Can you reproduce every line of these records word for word, with nothing changed?
***** Information supplied *****
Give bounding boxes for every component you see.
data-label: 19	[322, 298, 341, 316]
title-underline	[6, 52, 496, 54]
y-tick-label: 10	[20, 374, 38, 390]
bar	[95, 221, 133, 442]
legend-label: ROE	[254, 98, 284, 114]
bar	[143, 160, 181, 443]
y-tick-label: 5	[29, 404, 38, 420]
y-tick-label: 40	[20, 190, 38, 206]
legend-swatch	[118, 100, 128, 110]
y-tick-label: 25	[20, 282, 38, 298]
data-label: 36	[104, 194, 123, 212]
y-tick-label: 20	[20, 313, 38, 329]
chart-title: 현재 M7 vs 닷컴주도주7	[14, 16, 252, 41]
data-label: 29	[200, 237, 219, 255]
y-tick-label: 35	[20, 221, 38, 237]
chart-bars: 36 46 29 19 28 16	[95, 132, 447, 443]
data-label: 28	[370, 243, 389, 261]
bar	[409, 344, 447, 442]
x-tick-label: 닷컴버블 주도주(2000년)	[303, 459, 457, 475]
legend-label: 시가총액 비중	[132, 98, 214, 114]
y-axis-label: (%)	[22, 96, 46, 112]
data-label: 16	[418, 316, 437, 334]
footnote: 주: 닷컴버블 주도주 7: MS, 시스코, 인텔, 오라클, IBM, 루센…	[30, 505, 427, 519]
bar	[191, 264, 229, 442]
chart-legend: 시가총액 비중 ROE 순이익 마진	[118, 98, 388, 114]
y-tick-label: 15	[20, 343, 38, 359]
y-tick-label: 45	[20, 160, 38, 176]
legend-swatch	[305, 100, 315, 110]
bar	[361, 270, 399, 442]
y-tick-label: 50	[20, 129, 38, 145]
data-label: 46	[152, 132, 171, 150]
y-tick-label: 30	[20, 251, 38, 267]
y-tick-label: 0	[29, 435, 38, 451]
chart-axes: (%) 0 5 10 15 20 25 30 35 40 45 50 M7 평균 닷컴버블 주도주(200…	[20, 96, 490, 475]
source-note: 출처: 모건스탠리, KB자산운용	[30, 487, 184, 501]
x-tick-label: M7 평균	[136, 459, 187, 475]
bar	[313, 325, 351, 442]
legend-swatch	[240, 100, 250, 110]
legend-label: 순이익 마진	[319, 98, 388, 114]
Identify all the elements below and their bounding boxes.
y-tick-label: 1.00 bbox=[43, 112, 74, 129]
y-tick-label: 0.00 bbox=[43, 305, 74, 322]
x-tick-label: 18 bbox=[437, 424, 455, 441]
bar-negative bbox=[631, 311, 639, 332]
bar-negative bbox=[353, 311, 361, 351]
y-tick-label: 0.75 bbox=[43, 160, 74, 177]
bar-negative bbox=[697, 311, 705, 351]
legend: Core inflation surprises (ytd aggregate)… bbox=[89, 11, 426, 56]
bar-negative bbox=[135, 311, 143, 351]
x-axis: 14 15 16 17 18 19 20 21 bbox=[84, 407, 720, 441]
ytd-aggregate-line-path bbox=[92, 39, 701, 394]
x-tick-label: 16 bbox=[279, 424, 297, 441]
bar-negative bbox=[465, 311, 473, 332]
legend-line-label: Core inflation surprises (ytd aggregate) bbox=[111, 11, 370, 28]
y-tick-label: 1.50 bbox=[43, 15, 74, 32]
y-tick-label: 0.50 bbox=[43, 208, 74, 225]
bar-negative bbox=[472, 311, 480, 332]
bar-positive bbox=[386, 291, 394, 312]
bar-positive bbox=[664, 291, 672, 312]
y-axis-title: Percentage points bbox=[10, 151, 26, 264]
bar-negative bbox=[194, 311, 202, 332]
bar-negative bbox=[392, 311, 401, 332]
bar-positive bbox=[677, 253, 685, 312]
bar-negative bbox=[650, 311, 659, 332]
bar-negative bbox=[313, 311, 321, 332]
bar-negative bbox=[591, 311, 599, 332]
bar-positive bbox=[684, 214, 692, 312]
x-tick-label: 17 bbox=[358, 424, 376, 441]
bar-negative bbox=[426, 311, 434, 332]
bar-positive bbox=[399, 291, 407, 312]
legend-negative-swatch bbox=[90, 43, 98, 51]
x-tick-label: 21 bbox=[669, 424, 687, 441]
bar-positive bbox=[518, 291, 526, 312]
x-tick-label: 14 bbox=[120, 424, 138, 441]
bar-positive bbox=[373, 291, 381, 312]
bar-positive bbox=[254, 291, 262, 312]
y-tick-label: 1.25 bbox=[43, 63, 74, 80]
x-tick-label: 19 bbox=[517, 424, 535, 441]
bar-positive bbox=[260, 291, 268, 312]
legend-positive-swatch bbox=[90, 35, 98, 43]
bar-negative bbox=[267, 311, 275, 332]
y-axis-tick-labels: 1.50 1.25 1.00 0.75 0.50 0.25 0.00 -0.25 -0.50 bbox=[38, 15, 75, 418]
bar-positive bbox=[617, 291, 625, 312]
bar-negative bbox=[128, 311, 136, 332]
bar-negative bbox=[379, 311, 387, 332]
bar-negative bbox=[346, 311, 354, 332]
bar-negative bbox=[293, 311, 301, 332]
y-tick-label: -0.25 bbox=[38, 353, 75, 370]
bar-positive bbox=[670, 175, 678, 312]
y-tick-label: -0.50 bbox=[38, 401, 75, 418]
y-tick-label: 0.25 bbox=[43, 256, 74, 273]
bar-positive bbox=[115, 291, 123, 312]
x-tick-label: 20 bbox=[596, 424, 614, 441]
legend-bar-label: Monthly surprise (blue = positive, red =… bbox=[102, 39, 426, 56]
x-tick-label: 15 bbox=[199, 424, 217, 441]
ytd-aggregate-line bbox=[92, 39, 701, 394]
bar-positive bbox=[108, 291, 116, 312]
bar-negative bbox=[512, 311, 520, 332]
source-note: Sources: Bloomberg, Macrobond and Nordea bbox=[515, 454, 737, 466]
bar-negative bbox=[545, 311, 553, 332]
*****
The answer:
Give bounding boxes for every component you see.
data-label: 19	[322, 298, 341, 316]
title-underline	[6, 52, 496, 54]
y-tick-label: 10	[20, 374, 38, 390]
bar	[95, 221, 133, 442]
legend-label: ROE	[254, 98, 284, 114]
bar	[143, 160, 181, 443]
y-tick-label: 5	[29, 404, 38, 420]
y-tick-label: 40	[20, 190, 38, 206]
legend-swatch	[118, 100, 128, 110]
y-tick-label: 25	[20, 282, 38, 298]
data-label: 36	[104, 194, 123, 212]
y-tick-label: 20	[20, 313, 38, 329]
chart-title: 현재 M7 vs 닷컴주도주7	[14, 16, 252, 41]
data-label: 29	[200, 237, 219, 255]
y-tick-label: 35	[20, 221, 38, 237]
chart-bars: 36 46 29 19 28 16	[95, 132, 447, 443]
data-label: 28	[370, 243, 389, 261]
bar	[409, 344, 447, 442]
x-tick-label: 닷컴버블 주도주(2000년)	[303, 459, 457, 475]
legend-label: 시가총액 비중	[132, 98, 214, 114]
y-axis-label: (%)	[22, 96, 46, 112]
data-label: 16	[418, 316, 437, 334]
footnote: 주: 닷컴버블 주도주 7: MS, 시스코, 인텔, 오라클, IBM, 루센…	[30, 505, 427, 519]
bar	[191, 264, 229, 442]
chart-legend: 시가총액 비중 ROE 순이익 마진	[118, 98, 388, 114]
y-tick-label: 15	[20, 343, 38, 359]
y-tick-label: 45	[20, 160, 38, 176]
legend-swatch	[305, 100, 315, 110]
bar	[361, 270, 399, 442]
y-tick-label: 50	[20, 129, 38, 145]
data-label: 46	[152, 132, 171, 150]
y-tick-label: 30	[20, 251, 38, 267]
y-tick-label: 0	[29, 435, 38, 451]
chart-axes: (%) 0 5 10 15 20 25 30 35 40 45 50 M7 평균 닷컴버블 주도주(200…	[20, 96, 490, 475]
source-note: 출처: 모건스탠리, KB자산운용	[30, 487, 184, 501]
x-tick-label: M7 평균	[136, 459, 187, 475]
bar	[313, 325, 351, 442]
legend-swatch	[240, 100, 250, 110]
legend-label: 순이익 마진	[319, 98, 388, 114]
Identify all the elements below and their bounding boxes.
y-tick-label: 1.00 bbox=[43, 112, 74, 129]
y-tick-label: 0.00 bbox=[43, 305, 74, 322]
x-tick-label: 18 bbox=[437, 424, 455, 441]
bar-negative bbox=[631, 311, 639, 332]
bar-negative bbox=[353, 311, 361, 351]
y-tick-label: 0.75 bbox=[43, 160, 74, 177]
bar-negative bbox=[697, 311, 705, 351]
legend: Core inflation surprises (ytd aggregate)… bbox=[89, 11, 426, 56]
bar-negative bbox=[135, 311, 143, 351]
x-axis: 14 15 16 17 18 19 20 21 bbox=[84, 407, 720, 441]
ytd-aggregate-line-path bbox=[92, 39, 701, 394]
x-tick-label: 16 bbox=[279, 424, 297, 441]
bar-negative bbox=[465, 311, 473, 332]
legend-line-label: Core inflation surprises (ytd aggregate) bbox=[111, 11, 370, 28]
y-tick-label: 1.50 bbox=[43, 15, 74, 32]
y-tick-label: 0.50 bbox=[43, 208, 74, 225]
bar-negative bbox=[472, 311, 480, 332]
bar-positive bbox=[386, 291, 394, 312]
bar-positive bbox=[664, 291, 672, 312]
y-axis-title: Percentage points bbox=[10, 151, 26, 264]
bar-negative bbox=[194, 311, 202, 332]
bar-negative bbox=[392, 311, 401, 332]
bar-positive bbox=[677, 253, 685, 312]
bar-negative bbox=[650, 311, 659, 332]
bar-negative bbox=[313, 311, 321, 332]
bar-negative bbox=[591, 311, 599, 332]
bar-positive bbox=[684, 214, 692, 312]
x-tick-label: 17 bbox=[358, 424, 376, 441]
bar-negative bbox=[426, 311, 434, 332]
bar-positive bbox=[399, 291, 407, 312]
legend-negative-swatch bbox=[90, 43, 98, 51]
x-tick-label: 21 bbox=[669, 424, 687, 441]
bar-positive bbox=[518, 291, 526, 312]
x-tick-label: 14 bbox=[120, 424, 138, 441]
bar-positive bbox=[373, 291, 381, 312]
bar-positive bbox=[254, 291, 262, 312]
y-tick-label: 1.25 bbox=[43, 63, 74, 80]
x-tick-label: 19 bbox=[517, 424, 535, 441]
bar-positive bbox=[260, 291, 268, 312]
legend-positive-swatch bbox=[90, 35, 98, 43]
bar-negative bbox=[267, 311, 275, 332]
y-axis-tick-labels: 1.50 1.25 1.00 0.75 0.50 0.25 0.00 -0.25 -0.50 bbox=[38, 15, 75, 418]
bar-positive bbox=[617, 291, 625, 312]
bar-negative bbox=[128, 311, 136, 332]
bar-negative bbox=[379, 311, 387, 332]
bar-negative bbox=[346, 311, 354, 332]
bar-negative bbox=[293, 311, 301, 332]
y-tick-label: -0.25 bbox=[38, 353, 75, 370]
bar-positive bbox=[670, 175, 678, 312]
y-tick-label: -0.50 bbox=[38, 401, 75, 418]
y-tick-label: 0.25 bbox=[43, 256, 74, 273]
bar-positive bbox=[115, 291, 123, 312]
x-tick-label: 20 bbox=[596, 424, 614, 441]
legend-bar-label: Monthly surprise (blue = positive, red =… bbox=[102, 39, 426, 56]
x-tick-label: 15 bbox=[199, 424, 217, 441]
ytd-aggregate-line bbox=[92, 39, 701, 394]
bar-positive bbox=[108, 291, 116, 312]
bar-negative bbox=[512, 311, 520, 332]
source-note: Sources: Bloomberg, Macrobond and Nordea bbox=[515, 454, 737, 466]
bar-negative bbox=[545, 311, 553, 332]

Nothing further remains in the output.